> Dataset rows:

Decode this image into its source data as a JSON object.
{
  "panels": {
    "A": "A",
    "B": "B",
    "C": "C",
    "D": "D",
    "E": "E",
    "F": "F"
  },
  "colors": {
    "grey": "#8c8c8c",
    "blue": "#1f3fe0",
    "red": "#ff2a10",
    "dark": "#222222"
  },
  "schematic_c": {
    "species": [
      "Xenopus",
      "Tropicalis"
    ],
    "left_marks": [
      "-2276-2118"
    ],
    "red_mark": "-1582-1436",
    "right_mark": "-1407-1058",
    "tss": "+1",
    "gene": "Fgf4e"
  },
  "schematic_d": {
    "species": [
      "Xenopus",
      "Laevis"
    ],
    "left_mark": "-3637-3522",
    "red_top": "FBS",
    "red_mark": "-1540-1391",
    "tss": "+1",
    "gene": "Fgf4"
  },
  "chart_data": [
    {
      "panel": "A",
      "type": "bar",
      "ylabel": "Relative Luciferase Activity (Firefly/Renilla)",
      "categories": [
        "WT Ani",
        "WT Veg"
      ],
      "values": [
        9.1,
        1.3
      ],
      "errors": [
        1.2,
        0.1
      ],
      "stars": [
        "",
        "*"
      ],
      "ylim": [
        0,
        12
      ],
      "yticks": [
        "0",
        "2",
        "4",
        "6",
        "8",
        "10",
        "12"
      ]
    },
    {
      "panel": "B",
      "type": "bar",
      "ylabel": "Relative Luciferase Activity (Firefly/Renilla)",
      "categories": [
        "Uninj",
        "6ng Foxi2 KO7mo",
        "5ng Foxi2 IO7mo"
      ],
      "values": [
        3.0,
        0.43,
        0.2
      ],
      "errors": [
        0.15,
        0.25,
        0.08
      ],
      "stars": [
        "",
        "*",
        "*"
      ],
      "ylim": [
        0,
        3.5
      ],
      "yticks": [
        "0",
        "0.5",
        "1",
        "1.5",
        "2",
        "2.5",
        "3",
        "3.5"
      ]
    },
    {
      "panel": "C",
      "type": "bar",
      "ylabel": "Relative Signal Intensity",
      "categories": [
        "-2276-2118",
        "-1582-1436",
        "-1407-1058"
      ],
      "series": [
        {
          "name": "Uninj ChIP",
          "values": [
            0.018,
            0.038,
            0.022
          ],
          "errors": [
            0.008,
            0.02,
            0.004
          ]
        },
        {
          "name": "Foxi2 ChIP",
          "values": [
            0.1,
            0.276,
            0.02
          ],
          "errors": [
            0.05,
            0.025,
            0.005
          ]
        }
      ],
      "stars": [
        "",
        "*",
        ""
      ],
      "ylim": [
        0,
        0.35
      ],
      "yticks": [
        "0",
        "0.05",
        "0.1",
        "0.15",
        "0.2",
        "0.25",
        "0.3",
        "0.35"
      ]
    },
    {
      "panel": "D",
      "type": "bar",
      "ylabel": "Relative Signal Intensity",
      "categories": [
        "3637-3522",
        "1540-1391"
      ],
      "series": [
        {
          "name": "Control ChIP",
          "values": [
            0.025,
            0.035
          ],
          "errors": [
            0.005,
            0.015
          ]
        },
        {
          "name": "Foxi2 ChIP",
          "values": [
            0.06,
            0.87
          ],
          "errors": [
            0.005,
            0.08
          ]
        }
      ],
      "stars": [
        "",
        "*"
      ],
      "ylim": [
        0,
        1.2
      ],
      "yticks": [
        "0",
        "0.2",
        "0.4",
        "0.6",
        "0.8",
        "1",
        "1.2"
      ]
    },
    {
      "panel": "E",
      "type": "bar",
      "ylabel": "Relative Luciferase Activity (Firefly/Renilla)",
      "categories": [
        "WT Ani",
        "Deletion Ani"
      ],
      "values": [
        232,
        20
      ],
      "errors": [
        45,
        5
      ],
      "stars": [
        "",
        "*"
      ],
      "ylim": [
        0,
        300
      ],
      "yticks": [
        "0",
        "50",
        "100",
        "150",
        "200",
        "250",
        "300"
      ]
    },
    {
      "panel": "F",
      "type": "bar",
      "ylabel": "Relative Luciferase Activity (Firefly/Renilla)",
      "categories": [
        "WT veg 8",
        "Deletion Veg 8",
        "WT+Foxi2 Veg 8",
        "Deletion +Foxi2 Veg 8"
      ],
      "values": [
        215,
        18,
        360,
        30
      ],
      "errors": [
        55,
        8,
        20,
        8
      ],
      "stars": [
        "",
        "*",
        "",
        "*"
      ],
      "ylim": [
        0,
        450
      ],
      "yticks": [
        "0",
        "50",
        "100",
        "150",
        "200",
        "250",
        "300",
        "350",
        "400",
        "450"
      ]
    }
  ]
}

> To be done: Give back each line above precisely as it stands.

> Task answer:
Decode this image into its source data as a JSON object.
{
  "panels": {
    "A": "A",
    "B": "B",
    "C": "C",
    "D": "D",
    "E": "E",
    "F": "F"
  },
  "colors": {
    "grey": "#8c8c8c",
    "blue": "#1f3fe0",
    "red": "#ff2a10",
    "dark": "#222222"
  },
  "schematic_c": {
    "species": [
      "Xenopus",
      "Tropicalis"
    ],
    "left_marks": [
      "-2276-2118"
    ],
    "red_mark": "-1582-1436",
    "right_mark": "-1407-1058",
    "tss": "+1",
    "gene": "Fgf4e"
  },
  "schematic_d": {
    "species": [
      "Xenopus",
      "Laevis"
    ],
    "left_mark": "-3637-3522",
    "red_top": "FBS",
    "red_mark": "-1540-1391",
    "tss": "+1",
    "gene": "Fgf4"
  },
  "chart_data": [
    {
      "panel": "A",
      "type": "bar",
      "ylabel": "Relative Luciferase Activity (Firefly/Renilla)",
      "categories": [
        "WT Ani",
        "WT Veg"
      ],
      "values": [
        9.1,
        1.3
      ],
      "errors": [
        1.2,
        0.1
      ],
      "stars": [
        "",
        "*"
      ],
      "ylim": [
        0,
        12
      ],
      "yticks": [
        "0",
        "2",
        "4",
        "6",
        "8",
        "10",
        "12"
      ]
    },
    {
      "panel": "B",
      "type": "bar",
      "ylabel": "Relative Luciferase Activity (Firefly/Renilla)",
      "categories": [
        "Uninj",
        "6ng Foxi2 KO7mo",
        "5ng Foxi2 IO7mo"
      ],
      "values": [
        3.0,
        0.43,
        0.2
      ],
      "errors": [
        0.15,
        0.25,
        0.08
      ],
      "stars": [
        "",
        "*",
        "*"
      ],
      "ylim": [
        0,
        3.5
      ],
      "yticks": [
        "0",
        "0.5",
        "1",
        "1.5",
        "2",
        "2.5",
        "3",
        "3.5"
      ]
    },
    {
      "panel": "C",
      "type": "bar",
      "ylabel": "Relative Signal Intensity",
      "categories": [
        "-2276-2118",
        "-1582-1436",
        "-1407-1058"
      ],
      "series": [
        {
          "name": "Uninj ChIP",
          "values": [
            0.018,
            0.038,
            0.022
          ],
          "errors": [
            0.008,
            0.02,
            0.004
          ]
        },
        {
          "name": "Foxi2 ChIP",
          "values": [
            0.1,
            0.276,
            0.02
          ],
          "errors": [
            0.05,
            0.025,
            0.005
          ]
        }
      ],
      "stars": [
        "",
        "*",
        ""
      ],
      "ylim": [
        0,
        0.35
      ],
      "yticks": [
        "0",
        "0.05",
        "0.1",
        "0.15",
        "0.2",
        "0.25",
        "0.3",
        "0.35"
      ]
    },
    {
      "panel": "D",
      "type": "bar",
      "ylabel": "Relative Signal Intensity",
      "categories": [
        "3637-3522",
        "1540-1391"
      ],
      "series": [
        {
          "name": "Control ChIP",
          "values": [
            0.025,
            0.035
          ],
          "errors": [
            0.005,
            0.015
          ]
        },
        {
          "name": "Foxi2 ChIP",
          "values": [
            0.06,
            0.87
          ],
          "errors": [
            0.005,
            0.08
          ]
        }
      ],
      "stars": [
        "",
        "*"
      ],
      "ylim": [
        0,
        1.2
      ],
      "yticks": [
        "0",
        "0.2",
        "0.4",
        "0.6",
        "0.8",
        "1",
        "1.2"
      ]
    },
    {
      "panel": "E",
      "type": "bar",
      "ylabel": "Relative Luciferase Activity (Firefly/Renilla)",
      "categories": [
        "WT Ani",
        "Deletion Ani"
      ],
      "values": [
        232,
        20
      ],
      "errors": [
        45,
        5
      ],
      "stars": [
        "",
        "*"
      ],
      "ylim": [
        0,
        300
      ],
      "yticks": [
        "0",
        "50",
        "100",
        "150",
        "200",
        "250",
        "300"
      ]
    },
    {
      "panel": "F",
      "type": "bar",
      "ylabel": "Relative Luciferase Activity (Firefly/Renilla)",
      "categories": [
        "WT veg 8",
        "Deletion Veg 8",
        "WT+Foxi2 Veg 8",
        "Deletion +Foxi2 Veg 8"
      ],
      "values": [
        215,
        18,
        360,
        30
      ],
      "errors": [
        55,
        8,
        20,
        8
      ],
      "stars": [
        "",
        "*",
        "",
        "*"
      ],
      "ylim": [
        0,
        450
      ],
      "yticks": [
        "0",
        "50",
        "100",
        "150",
        "200",
        "250",
        "300",
        "350",
        "400",
        "450"
      ]
    }
  ]
}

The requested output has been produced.